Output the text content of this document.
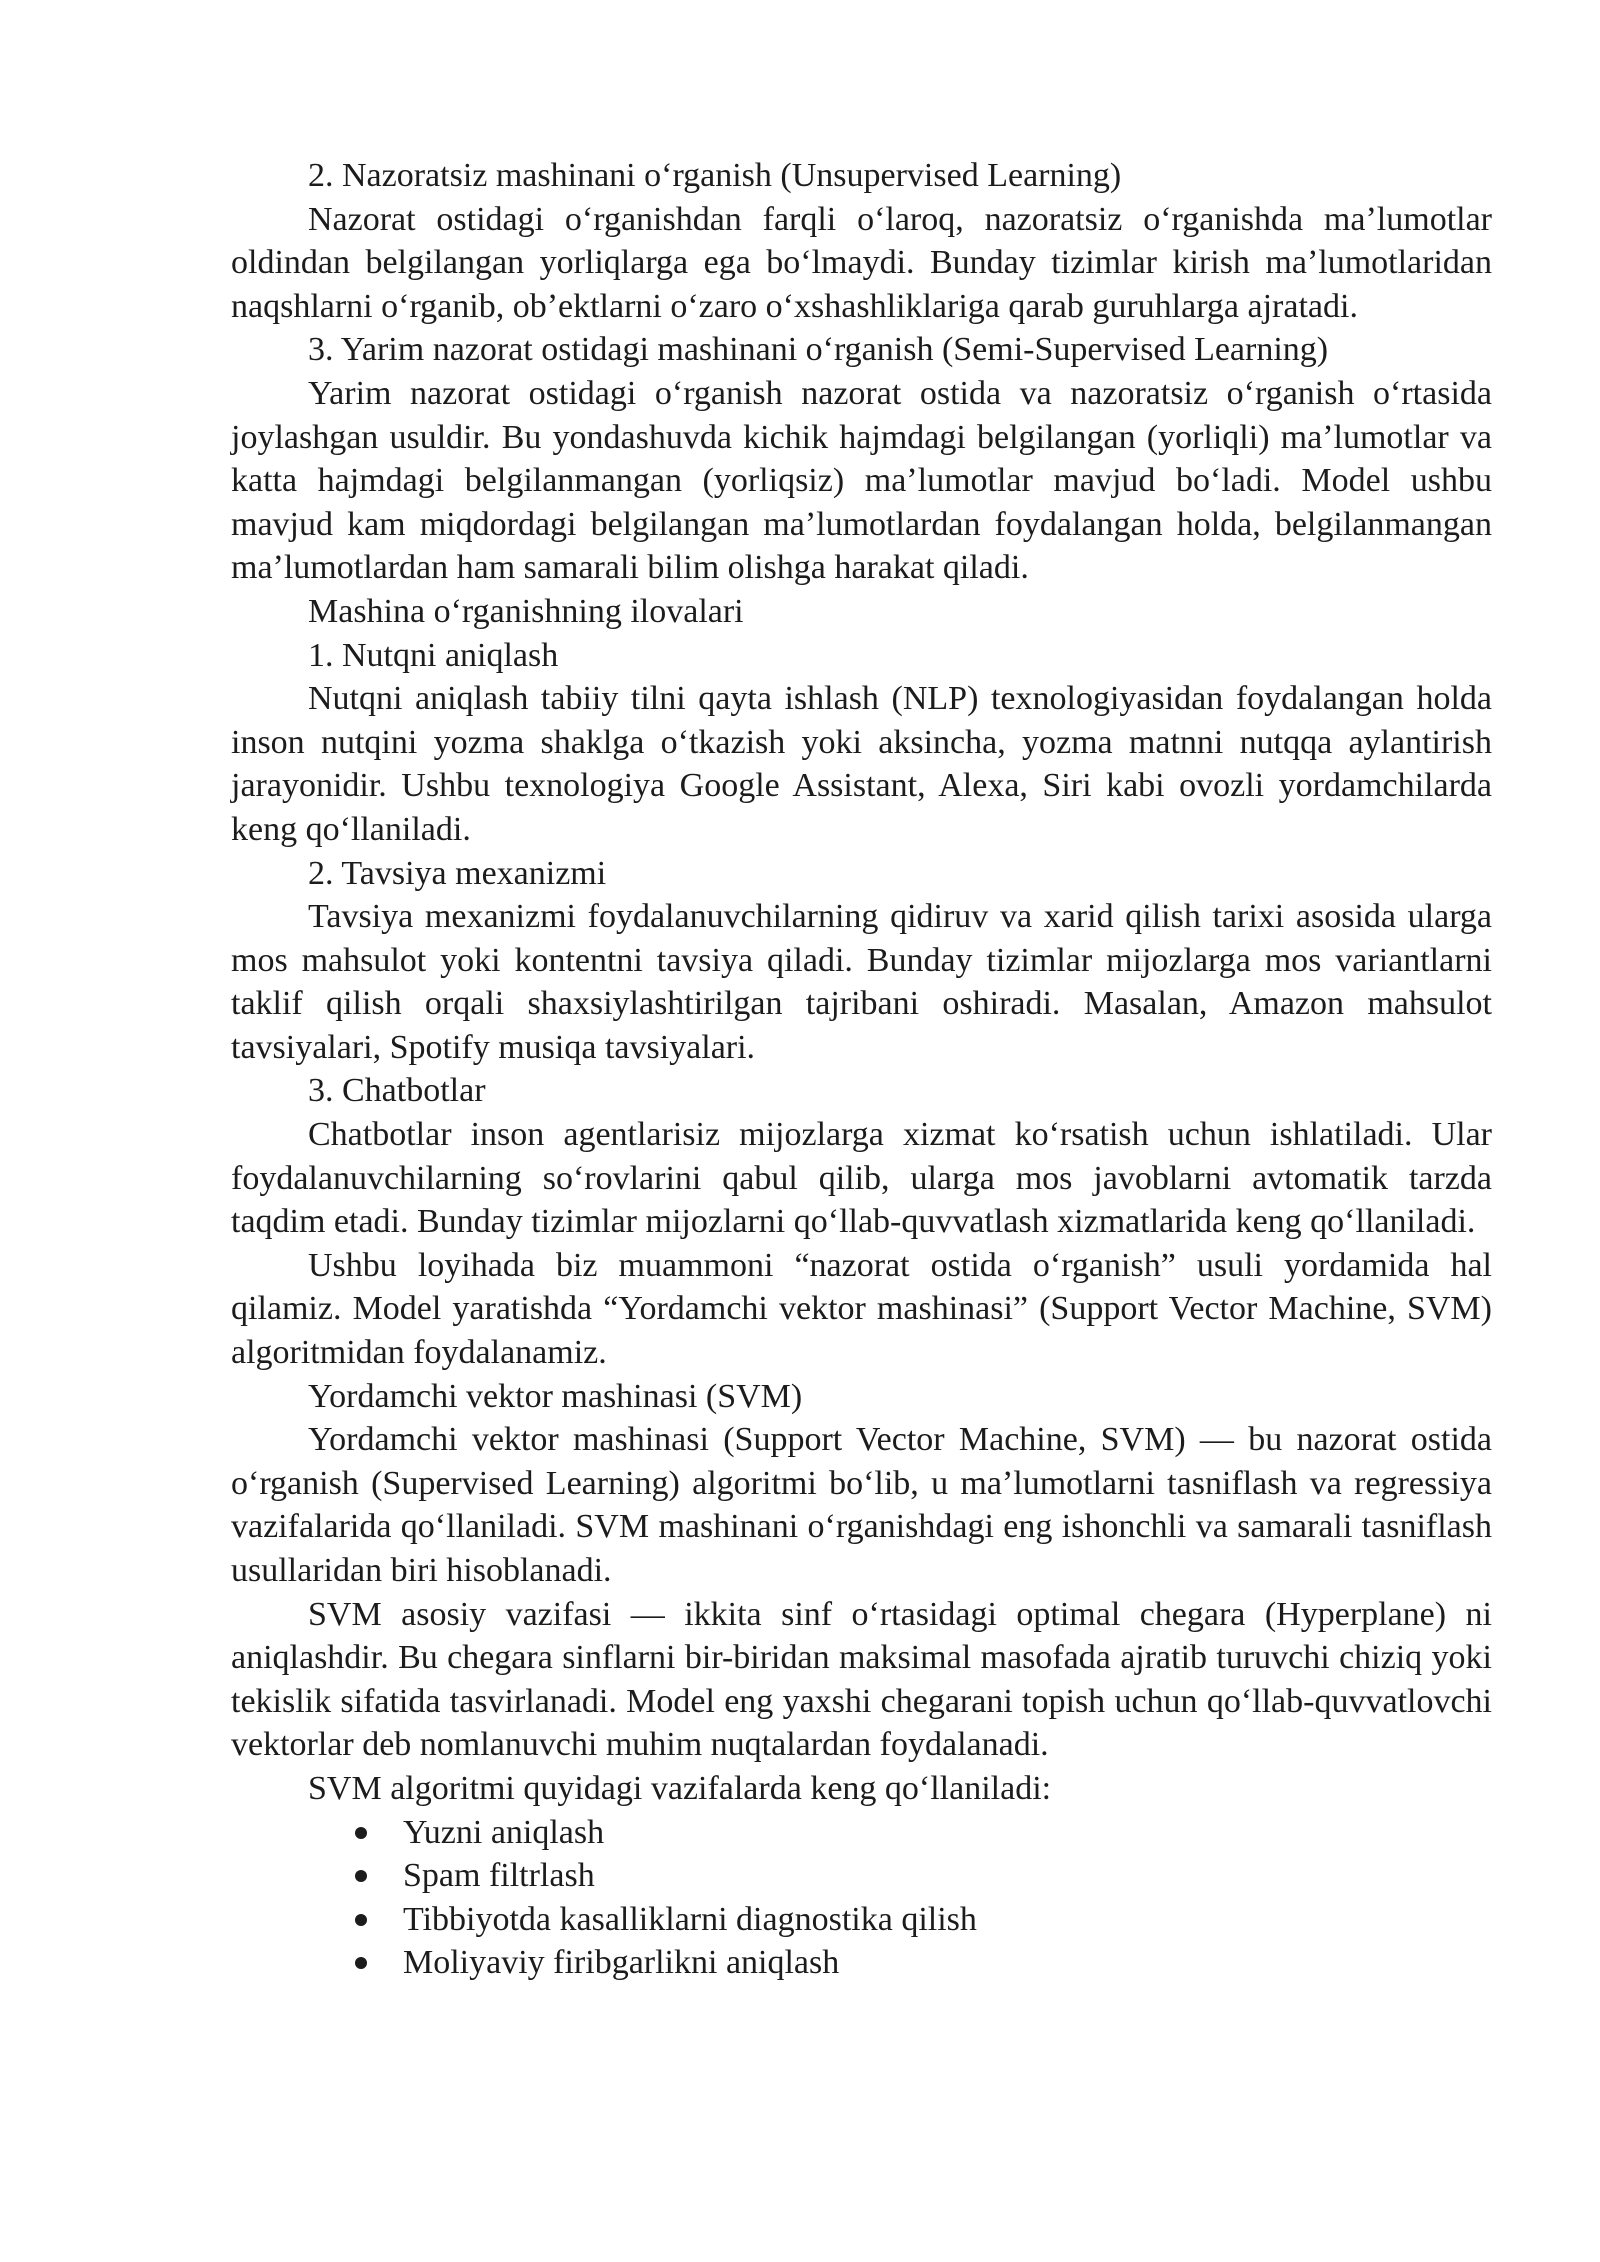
2. Nazoratsiz mashinani oʻrganish (Unsupervised Learning)

Nazorat ostidagi oʻrganishdan farqli oʻlaroq, nazoratsiz oʻrganishda maʼlumotlar oldindan belgilangan yorliqlarga ega boʻlmaydi. Bunday tizimlar kirish maʼlumotlaridan naqshlarni oʻrganib, obʼektlarni oʻzaro oʻxshashliklariga qarab guruhlarga ajratadi.

3. Yarim nazorat ostidagi mashinani oʻrganish (Semi-Supervised Learning)

Yarim nazorat ostidagi oʻrganish nazorat ostida va nazoratsiz oʻrganish oʻrtasida joylashgan usuldir. Bu yondashuvda kichik hajmdagi belgilangan (yorliqli) maʼlumotlar va katta hajmdagi belgilanmangan (yorliqsiz) maʼlumotlar mavjud boʻladi. Model ushbu mavjud kam miqdordagi belgilangan maʼlumotlardan foydalangan holda, belgilanmangan maʼlumotlardan ham samarali bilim olishga harakat qiladi.

Mashina oʻrganishning ilovalari

1. Nutqni aniqlash

Nutqni aniqlash tabiiy tilni qayta ishlash (NLP) texnologiyasidan foydalangan holda inson nutqini yozma shaklga oʻtkazish yoki aksincha, yozma matnni nutqqa aylantirish jarayonidir. Ushbu texnologiya Google Assistant, Alexa, Siri kabi ovozli yordamchilarda keng qoʻllaniladi.

2. Tavsiya mexanizmi

Tavsiya mexanizmi foydalanuvchilarning qidiruv va xarid qilish tarixi asosida ularga mos mahsulot yoki kontentni tavsiya qiladi. Bunday tizimlar mijozlarga mos variantlarni taklif qilish orqali shaxsiylashtirilgan tajribani oshiradi. Masalan, Amazon mahsulot tavsiyalari, Spotify musiqa tavsiyalari.

3. Chatbotlar

Chatbotlar inson agentlarisiz mijozlarga xizmat koʻrsatish uchun ishlatiladi. Ular foydalanuvchilarning soʻrovlarini qabul qilib, ularga mos javoblarni avtomatik tarzda taqdim etadi. Bunday tizimlar mijozlarni qoʻllab-quvvatlash xizmatlarida keng qoʻllaniladi.

Ushbu loyihada biz muammoni “nazorat ostida oʻrganish” usuli yordamida hal qilamiz. Model yaratishda “Yordamchi vektor mashinasi” (Support Vector Machine, SVM) algoritmidan foydalanamiz.

Yordamchi vektor mashinasi (SVM)

Yordamchi vektor mashinasi (Support Vector Machine, SVM) — bu nazorat ostida oʻrganish (Supervised Learning) algoritmi boʻlib, u maʼlumotlarni tasniflash va regressiya vazifalarida qoʻllaniladi. SVM mashinani oʻrganishdagi eng ishonchli va samarali tasniflash usullaridan biri hisoblanadi.

SVM asosiy vazifasi — ikkita sinf oʻrtasidagi optimal chegara (Hyperplane) ni aniqlashdir. Bu chegara sinflarni bir-biridan maksimal masofada ajratib turuvchi chiziq yoki tekislik sifatida tasvirlanadi. Model eng yaxshi chegarani topish uchun qoʻllab-quvvatlovchi vektorlar deb nomlanuvchi muhim nuqtalardan foydalanadi.

SVM algoritmi quyidagi vazifalarda keng qoʻllaniladi:

Yuzni aniqlash
Spam filtrlash
Tibbiyotda kasalliklarni diagnostika qilish
Moliyaviy firibgarlikni aniqlash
● ● ● ●
* **AIM**
Give all the lines above again, character for character, without pictures.

* **EXERCISE ANSWER**
Output the text content of this document.
2. Nazoratsiz mashinani oʻrganish (Unsupervised Learning)

Nazorat ostidagi oʻrganishdan farqli oʻlaroq, nazoratsiz oʻrganishda maʼlumotlar oldindan belgilangan yorliqlarga ega boʻlmaydi. Bunday tizimlar kirish maʼlumotlaridan naqshlarni oʻrganib, obʼektlarni oʻzaro oʻxshashliklariga qarab guruhlarga ajratadi.

3. Yarim nazorat ostidagi mashinani oʻrganish (Semi-Supervised Learning)

Yarim nazorat ostidagi oʻrganish nazorat ostida va nazoratsiz oʻrganish oʻrtasida joylashgan usuldir. Bu yondashuvda kichik hajmdagi belgilangan (yorliqli) maʼlumotlar va katta hajmdagi belgilanmangan (yorliqsiz) maʼlumotlar mavjud boʻladi. Model ushbu mavjud kam miqdordagi belgilangan maʼlumotlardan foydalangan holda, belgilanmangan maʼlumotlardan ham samarali bilim olishga harakat qiladi.

Mashina oʻrganishning ilovalari

1. Nutqni aniqlash

Nutqni aniqlash tabiiy tilni qayta ishlash (NLP) texnologiyasidan foydalangan holda inson nutqini yozma shaklga oʻtkazish yoki aksincha, yozma matnni nutqqa aylantirish jarayonidir. Ushbu texnologiya Google Assistant, Alexa, Siri kabi ovozli yordamchilarda keng qoʻllaniladi.

2. Tavsiya mexanizmi

Tavsiya mexanizmi foydalanuvchilarning qidiruv va xarid qilish tarixi asosida ularga mos mahsulot yoki kontentni tavsiya qiladi. Bunday tizimlar mijozlarga mos variantlarni taklif qilish orqali shaxsiylashtirilgan tajribani oshiradi. Masalan, Amazon mahsulot tavsiyalari, Spotify musiqa tavsiyalari.

3. Chatbotlar

Chatbotlar inson agentlarisiz mijozlarga xizmat koʻrsatish uchun ishlatiladi. Ular foydalanuvchilarning soʻrovlarini qabul qilib, ularga mos javoblarni avtomatik tarzda taqdim etadi. Bunday tizimlar mijozlarni qoʻllab-quvvatlash xizmatlarida keng qoʻllaniladi.

Ushbu loyihada biz muammoni “nazorat ostida oʻrganish” usuli yordamida hal qilamiz. Model yaratishda “Yordamchi vektor mashinasi” (Support Vector Machine, SVM) algoritmidan foydalanamiz.

Yordamchi vektor mashinasi (SVM)

Yordamchi vektor mashinasi (Support Vector Machine, SVM) — bu nazorat ostida oʻrganish (Supervised Learning) algoritmi boʻlib, u maʼlumotlarni tasniflash va regressiya vazifalarida qoʻllaniladi. SVM mashinani oʻrganishdagi eng ishonchli va samarali tasniflash usullaridan biri hisoblanadi.

SVM asosiy vazifasi — ikkita sinf oʻrtasidagi optimal chegara (Hyperplane) ni aniqlashdir. Bu chegara sinflarni bir-biridan maksimal masofada ajratib turuvchi chiziq yoki tekislik sifatida tasvirlanadi. Model eng yaxshi chegarani topish uchun qoʻllab-quvvatlovchi vektorlar deb nomlanuvchi muhim nuqtalardan foydalanadi.

SVM algoritmi quyidagi vazifalarda keng qoʻllaniladi:

Yuzni aniqlash
Spam filtrlash
Tibbiyotda kasalliklarni diagnostika qilish
Moliyaviy firibgarlikni aniqlash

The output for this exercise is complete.